» **EXERCISE AIM**: Work out how many lines of the records contain "Total". Answer with the number and nothing else.

(Records from a collection of figures)

+---+

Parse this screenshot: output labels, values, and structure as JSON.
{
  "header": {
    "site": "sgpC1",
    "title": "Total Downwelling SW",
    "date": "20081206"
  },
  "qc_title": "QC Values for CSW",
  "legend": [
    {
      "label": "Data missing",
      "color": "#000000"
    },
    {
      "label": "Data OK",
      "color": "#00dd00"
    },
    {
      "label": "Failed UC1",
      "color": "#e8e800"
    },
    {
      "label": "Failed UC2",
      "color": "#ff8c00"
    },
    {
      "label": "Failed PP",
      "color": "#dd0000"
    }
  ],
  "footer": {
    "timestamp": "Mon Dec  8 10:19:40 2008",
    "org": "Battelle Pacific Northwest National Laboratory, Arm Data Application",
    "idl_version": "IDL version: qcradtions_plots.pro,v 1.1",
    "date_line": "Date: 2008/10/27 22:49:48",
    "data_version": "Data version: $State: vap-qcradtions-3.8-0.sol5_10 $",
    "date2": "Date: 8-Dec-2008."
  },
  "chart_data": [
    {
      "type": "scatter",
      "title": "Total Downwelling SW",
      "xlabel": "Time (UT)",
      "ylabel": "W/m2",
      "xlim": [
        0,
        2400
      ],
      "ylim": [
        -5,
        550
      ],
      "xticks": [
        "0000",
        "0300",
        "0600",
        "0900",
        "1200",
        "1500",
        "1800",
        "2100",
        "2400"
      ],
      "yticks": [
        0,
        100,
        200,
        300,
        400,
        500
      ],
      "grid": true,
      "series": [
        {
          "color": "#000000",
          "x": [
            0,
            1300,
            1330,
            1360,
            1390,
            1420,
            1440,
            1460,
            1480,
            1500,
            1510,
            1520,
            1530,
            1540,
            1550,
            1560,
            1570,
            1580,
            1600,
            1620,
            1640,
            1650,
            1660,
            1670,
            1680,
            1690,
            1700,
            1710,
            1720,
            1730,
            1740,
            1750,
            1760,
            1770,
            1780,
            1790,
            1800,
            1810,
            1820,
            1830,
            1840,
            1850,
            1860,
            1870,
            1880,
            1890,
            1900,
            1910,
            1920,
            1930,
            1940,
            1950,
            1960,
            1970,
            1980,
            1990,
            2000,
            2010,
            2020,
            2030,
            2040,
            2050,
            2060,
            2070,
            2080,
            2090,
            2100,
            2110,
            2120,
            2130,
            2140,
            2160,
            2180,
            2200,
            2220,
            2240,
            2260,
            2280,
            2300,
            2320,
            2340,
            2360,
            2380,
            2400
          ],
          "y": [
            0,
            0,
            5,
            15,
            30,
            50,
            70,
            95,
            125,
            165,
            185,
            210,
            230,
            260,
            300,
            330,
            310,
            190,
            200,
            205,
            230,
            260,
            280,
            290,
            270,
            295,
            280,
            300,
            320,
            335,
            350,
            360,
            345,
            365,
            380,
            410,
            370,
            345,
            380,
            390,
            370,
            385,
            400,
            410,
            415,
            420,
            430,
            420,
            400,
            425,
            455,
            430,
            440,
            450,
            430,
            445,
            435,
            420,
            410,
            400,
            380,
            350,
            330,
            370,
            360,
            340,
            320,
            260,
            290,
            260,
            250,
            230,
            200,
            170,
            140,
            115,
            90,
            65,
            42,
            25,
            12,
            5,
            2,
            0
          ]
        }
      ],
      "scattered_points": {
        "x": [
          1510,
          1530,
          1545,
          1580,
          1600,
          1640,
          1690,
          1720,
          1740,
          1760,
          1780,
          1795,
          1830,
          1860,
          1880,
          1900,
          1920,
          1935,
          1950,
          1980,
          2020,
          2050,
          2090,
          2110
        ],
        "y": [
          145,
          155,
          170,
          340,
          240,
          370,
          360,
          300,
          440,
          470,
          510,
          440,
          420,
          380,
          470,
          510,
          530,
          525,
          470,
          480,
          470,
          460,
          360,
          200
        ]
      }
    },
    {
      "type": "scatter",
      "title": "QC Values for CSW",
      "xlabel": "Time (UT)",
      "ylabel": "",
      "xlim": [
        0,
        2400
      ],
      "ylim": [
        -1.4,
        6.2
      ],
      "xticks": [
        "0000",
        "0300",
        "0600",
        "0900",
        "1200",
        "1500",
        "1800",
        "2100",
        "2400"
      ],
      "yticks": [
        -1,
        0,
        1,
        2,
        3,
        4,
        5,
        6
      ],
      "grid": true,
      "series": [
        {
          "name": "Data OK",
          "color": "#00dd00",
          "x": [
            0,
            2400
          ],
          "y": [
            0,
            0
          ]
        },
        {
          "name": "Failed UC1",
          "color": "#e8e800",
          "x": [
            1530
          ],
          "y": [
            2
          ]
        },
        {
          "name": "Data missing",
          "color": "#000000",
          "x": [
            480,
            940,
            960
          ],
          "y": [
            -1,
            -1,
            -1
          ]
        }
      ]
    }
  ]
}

+---+

» **OUTPUT BELOW**: 2